SHORT PROBLEM —
Find every line in the records below that holds the word "Experienced" and copy it.

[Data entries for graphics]
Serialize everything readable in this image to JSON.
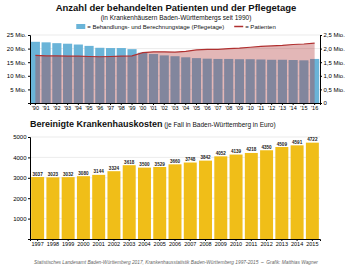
{
  "chart_data": [
    {
      "type": "bar",
      "title": "Anzahl der behandelten Patienten und der Pflegetage",
      "subtitle": "(in Krankenhäusern Baden-Württembergs seit 1990)",
      "categories": [
        "'90",
        "'91",
        "'92",
        "'93",
        "'94",
        "'95",
        "'96",
        "'97",
        "'98",
        "'99",
        "'00",
        "'01",
        "'02",
        "'03",
        "'04",
        "'05",
        "'06",
        "'07",
        "'08",
        "'09",
        "'10",
        "'11",
        "'12",
        "'13",
        "'14",
        "'15",
        "'16"
      ],
      "series": [
        {
          "name": "= Behandlungs- und Berechnungstage (Pflegetage)",
          "type": "bar",
          "color": "#6ab4d8",
          "values": [
            22.5,
            22.3,
            22.0,
            21.8,
            21.5,
            21.0,
            20.3,
            20.2,
            20.2,
            19.8,
            18.5,
            18.0,
            17.5,
            17.2,
            16.8,
            16.5,
            16.3,
            16.2,
            16.2,
            16.1,
            16.1,
            16.0,
            15.9,
            15.9,
            15.8,
            15.7,
            16.2
          ]
        },
        {
          "name": "= Patienten",
          "type": "area",
          "color": "#b03030",
          "axis": "y2",
          "values": [
            1.75,
            1.73,
            1.73,
            1.72,
            1.72,
            1.71,
            1.7,
            1.71,
            1.72,
            1.73,
            1.85,
            1.88,
            1.88,
            1.87,
            1.9,
            1.95,
            1.97,
            1.97,
            2.0,
            2.02,
            2.05,
            2.08,
            2.1,
            2.12,
            2.15,
            2.17,
            2.2
          ]
        }
      ],
      "ylim": [
        0,
        25
      ],
      "yticks": [
        {
          "value": 5,
          "label": "5 Mio."
        },
        {
          "value": 10,
          "label": "10 Mio."
        },
        {
          "value": 15,
          "label": "15 Mio."
        },
        {
          "value": 20,
          "label": "20 Mio."
        },
        {
          "value": 25,
          "label": "25 Mio."
        }
      ],
      "y2lim": [
        0,
        2.5
      ],
      "y2ticks": [
        0,
        {
          "value": 0.5,
          "label": "0,5 Mio."
        },
        {
          "value": 1.0,
          "label": "1,0 Mio."
        },
        {
          "value": 1.5,
          "label": "1,5 Mio."
        },
        {
          "value": 2.0,
          "label": "2,0 Mio."
        },
        {
          "value": 2.5,
          "label": "2,5 Mio."
        }
      ],
      "grid": true,
      "legend": "top"
    },
    {
      "type": "bar",
      "title": "Bereinigte Krankenhauskosten",
      "subtitle": " (je Fall in Baden-Württemberg in Euro)",
      "categories": [
        "1997",
        "1998",
        "1999",
        "2000",
        "2001",
        "2002",
        "2003",
        "2004",
        "2005",
        "2006",
        "2007",
        "2008",
        "2009",
        "2010",
        "2011",
        "2012",
        "2013",
        "2014",
        "2015"
      ],
      "values": [
        3037,
        3023,
        3032,
        3080,
        3144,
        3324,
        3618,
        3500,
        3529,
        3660,
        3748,
        3842,
        4052,
        4139,
        4218,
        4350,
        4509,
        4591,
        4722
      ],
      "color": "#f0be18",
      "ylim": [
        0,
        5000
      ],
      "yticks": [
        1000,
        2000,
        3000,
        4000,
        5000
      ],
      "grid": true,
      "data_labels": true,
      "annotations": [
        "Statistisches Landesamt Baden-Württemberg 2017, Krankenhausstatistik Baden-Württemberg 1997-2015  –  Grafik: Matthias Wagner"
      ]
    }
  ]
}
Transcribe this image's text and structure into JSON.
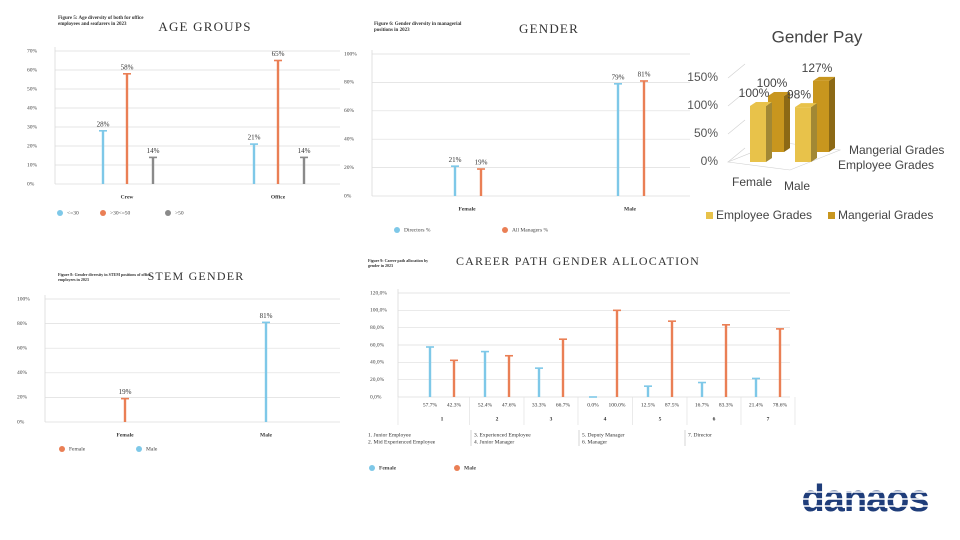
{
  "chart_data": [
    {
      "type": "bar",
      "caption": "Figure 5: Age diversity of both for office employees and seafarers in 2023",
      "title": "AGE GROUPS",
      "categories": [
        "Crew",
        "Office"
      ],
      "series": [
        {
          "name": "<=30",
          "color": "#7ec8e8",
          "values": [
            28,
            21
          ],
          "value_labels": [
            "28%",
            "21%"
          ]
        },
        {
          "name": ">30<=50",
          "color": "#ea7f55",
          "values": [
            58,
            65
          ],
          "value_labels": [
            "58%",
            "65%"
          ]
        },
        {
          "name": ">50",
          "color": "#8a8a8a",
          "values": [
            14,
            14
          ],
          "value_labels": [
            "14%",
            "14%"
          ]
        }
      ],
      "ylim": [
        0,
        70
      ],
      "yticks": [
        {
          "value": 0,
          "label": "0%"
        },
        {
          "value": 10,
          "label": "10%"
        },
        {
          "value": 20,
          "label": "20%"
        },
        {
          "value": 30,
          "label": "30%"
        },
        {
          "value": 40,
          "label": "40%"
        },
        {
          "value": 50,
          "label": "50%"
        },
        {
          "value": 60,
          "label": "60%"
        },
        {
          "value": 70,
          "label": "70%"
        }
      ],
      "grid": true,
      "legend": "bottom"
    },
    {
      "type": "bar",
      "caption": "Figure 6: Gender diversity in managerial positions in 2023",
      "title": "GENDER",
      "categories": [
        "Female",
        "Male"
      ],
      "series": [
        {
          "name": "Directors %",
          "color": "#7ec8e8",
          "values": [
            21,
            79
          ],
          "value_labels": [
            "21%",
            "79%"
          ]
        },
        {
          "name": "All Managers %",
          "color": "#ea7f55",
          "values": [
            19,
            81
          ],
          "value_labels": [
            "19%",
            "81%"
          ]
        }
      ],
      "ylim": [
        0,
        100
      ],
      "yticks": [
        {
          "value": 0,
          "label": "0%"
        },
        {
          "value": 20,
          "label": "20%"
        },
        {
          "value": 40,
          "label": "40%"
        },
        {
          "value": 60,
          "label": "60%"
        },
        {
          "value": 80,
          "label": "80%"
        },
        {
          "value": 100,
          "label": "100%"
        }
      ],
      "grid": true,
      "legend": "bottom"
    },
    {
      "type": "bar3d",
      "title": "Gender Pay",
      "categories": [
        "Female",
        "Male"
      ],
      "series": [
        {
          "name": "Employee Grades",
          "color": "#e8c24a",
          "values": [
            100,
            98
          ],
          "value_labels": [
            "100%",
            "98%"
          ]
        },
        {
          "name": "Mangerial Grades",
          "color": "#c8961e",
          "values": [
            100,
            127
          ],
          "value_labels": [
            "100%",
            "127%"
          ]
        }
      ],
      "ylim": [
        0,
        150
      ],
      "yticks": [
        {
          "value": 0,
          "label": "0%"
        },
        {
          "value": 50,
          "label": "50%"
        },
        {
          "value": 100,
          "label": "100%"
        },
        {
          "value": 150,
          "label": "150%"
        }
      ],
      "legend": "bottom"
    },
    {
      "type": "bar",
      "caption": "Figure 8: Gender diversity in STEM positions of office employees in 2023",
      "title": "STEM GENDER",
      "categories": [
        "Female",
        "Male"
      ],
      "series": [
        {
          "name": "Female",
          "color": "#ea7f55",
          "values": [
            19,
            null
          ],
          "value_labels": [
            "19%",
            null
          ]
        },
        {
          "name": "Male",
          "color": "#7ec8e8",
          "values": [
            null,
            81
          ],
          "value_labels": [
            null,
            "81%"
          ]
        }
      ],
      "ylim": [
        0,
        100
      ],
      "yticks": [
        {
          "value": 0,
          "label": "0%"
        },
        {
          "value": 20,
          "label": "20%"
        },
        {
          "value": 40,
          "label": "40%"
        },
        {
          "value": 60,
          "label": "60%"
        },
        {
          "value": 80,
          "label": "80%"
        },
        {
          "value": 100,
          "label": "100%"
        }
      ],
      "grid": true,
      "legend": "bottom"
    },
    {
      "type": "bar",
      "caption": "Figure 9: Career path allocation by gender in 2023",
      "title": "CAREER PATH GENDER ALLOCATION",
      "categories": [
        "1",
        "2",
        "3",
        "4",
        "5",
        "6",
        "7"
      ],
      "series": [
        {
          "name": "Female",
          "color": "#7ec8e8",
          "values": [
            57.7,
            52.4,
            33.3,
            0.0,
            12.5,
            16.7,
            21.4
          ],
          "value_labels": [
            "57.7%",
            "52.4%",
            "33.3%",
            "0.0%",
            "12.5%",
            "16.7%",
            "21.4%"
          ]
        },
        {
          "name": "Male",
          "color": "#ea7f55",
          "values": [
            42.3,
            47.6,
            66.7,
            100.0,
            87.5,
            83.3,
            78.6
          ],
          "value_labels": [
            "42.3%",
            "47.6%",
            "66.7%",
            "100.0%",
            "87.5%",
            "83.3%",
            "78.6%"
          ]
        }
      ],
      "ylim": [
        0,
        120
      ],
      "yticks": [
        {
          "value": 0,
          "label": "0,0%"
        },
        {
          "value": 20,
          "label": "20,0%"
        },
        {
          "value": 40,
          "label": "40,0%"
        },
        {
          "value": 60,
          "label": "60,0%"
        },
        {
          "value": 80,
          "label": "80,0%"
        },
        {
          "value": 100,
          "label": "100,0%"
        },
        {
          "value": 120,
          "label": "120,0%"
        }
      ],
      "grid": true,
      "legend": "bottom",
      "labels_below": true,
      "notes": [
        "1. Junior Employee",
        "2. Mid Experienced Employee",
        "3. Experienced Employee",
        "4. Junior Manager",
        "5. Deputy Manager",
        "6. Manager",
        "7. Director"
      ]
    }
  ],
  "logo": "danaos"
}
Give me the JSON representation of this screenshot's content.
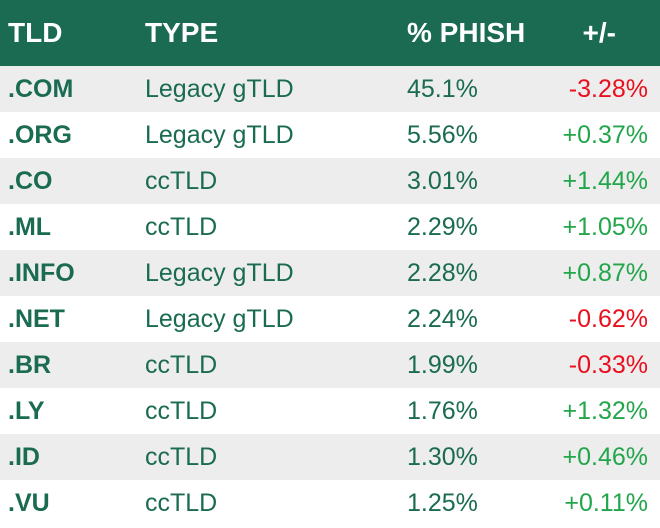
{
  "header": {
    "tld": "TLD",
    "type": "TYPE",
    "phish": "% PHISH",
    "change": "+/-"
  },
  "rows": [
    {
      "tld": ".COM",
      "type": "Legacy gTLD",
      "phish": "45.1%",
      "change": "-3.28%",
      "direction": "down"
    },
    {
      "tld": ".ORG",
      "type": "Legacy gTLD",
      "phish": "5.56%",
      "change": "+0.37%",
      "direction": "up"
    },
    {
      "tld": ".CO",
      "type": "ccTLD",
      "phish": "3.01%",
      "change": "+1.44%",
      "direction": "up"
    },
    {
      "tld": ".ML",
      "type": "ccTLD",
      "phish": "2.29%",
      "change": "+1.05%",
      "direction": "up"
    },
    {
      "tld": ".INFO",
      "type": "Legacy gTLD",
      "phish": "2.28%",
      "change": "+0.87%",
      "direction": "up"
    },
    {
      "tld": ".NET",
      "type": "Legacy gTLD",
      "phish": "2.24%",
      "change": "-0.62%",
      "direction": "down"
    },
    {
      "tld": ".BR",
      "type": "ccTLD",
      "phish": "1.99%",
      "change": "-0.33%",
      "direction": "down"
    },
    {
      "tld": ".LY",
      "type": "ccTLD",
      "phish": "1.76%",
      "change": "+1.32%",
      "direction": "up"
    },
    {
      "tld": ".ID",
      "type": "ccTLD",
      "phish": "1.30%",
      "change": "+0.46%",
      "direction": "up"
    },
    {
      "tld": ".VU",
      "type": "ccTLD",
      "phish": "1.25%",
      "change": "+0.11%",
      "direction": "up"
    }
  ],
  "colors": {
    "header_bg": "#1a6b52",
    "text_green": "#1a6b52",
    "positive": "#22a64b",
    "negative": "#e8101e",
    "row_shade": "#ededed"
  }
}
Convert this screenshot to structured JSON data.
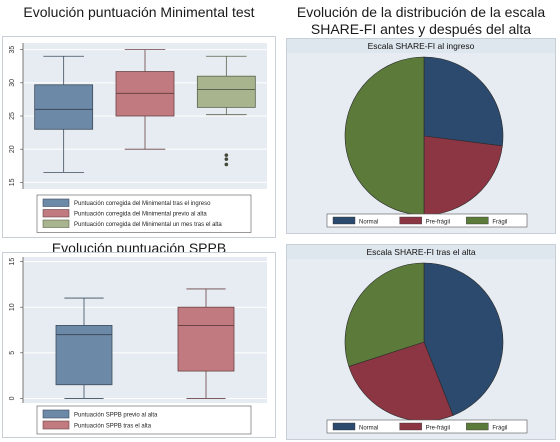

SOLUTION TO THIS TASK —
        "2. Mid Experienced Employee",
        "3. Experienced Employee",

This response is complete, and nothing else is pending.